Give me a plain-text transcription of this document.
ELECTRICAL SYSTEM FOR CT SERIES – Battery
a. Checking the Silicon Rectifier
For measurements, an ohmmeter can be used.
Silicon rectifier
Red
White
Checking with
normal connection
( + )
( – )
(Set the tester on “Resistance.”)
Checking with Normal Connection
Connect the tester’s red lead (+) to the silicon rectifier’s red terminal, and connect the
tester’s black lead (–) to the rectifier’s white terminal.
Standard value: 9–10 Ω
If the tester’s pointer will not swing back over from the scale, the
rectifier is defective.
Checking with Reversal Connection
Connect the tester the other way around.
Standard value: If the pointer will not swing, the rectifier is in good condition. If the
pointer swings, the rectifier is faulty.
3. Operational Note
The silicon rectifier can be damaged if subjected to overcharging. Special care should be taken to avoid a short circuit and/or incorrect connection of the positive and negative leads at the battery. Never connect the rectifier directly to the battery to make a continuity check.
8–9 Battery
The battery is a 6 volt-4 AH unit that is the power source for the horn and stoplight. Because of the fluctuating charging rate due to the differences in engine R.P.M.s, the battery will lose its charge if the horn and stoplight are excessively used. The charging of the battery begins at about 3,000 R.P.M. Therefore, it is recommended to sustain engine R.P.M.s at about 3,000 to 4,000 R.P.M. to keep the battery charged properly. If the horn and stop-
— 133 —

######

Written exercise: Go through the lines above. Select every one that has the string "value".

The reply:
Standard value: 9–10 Ω
Standard value: If the pointer will not swing, the rectifier is in good condition. If the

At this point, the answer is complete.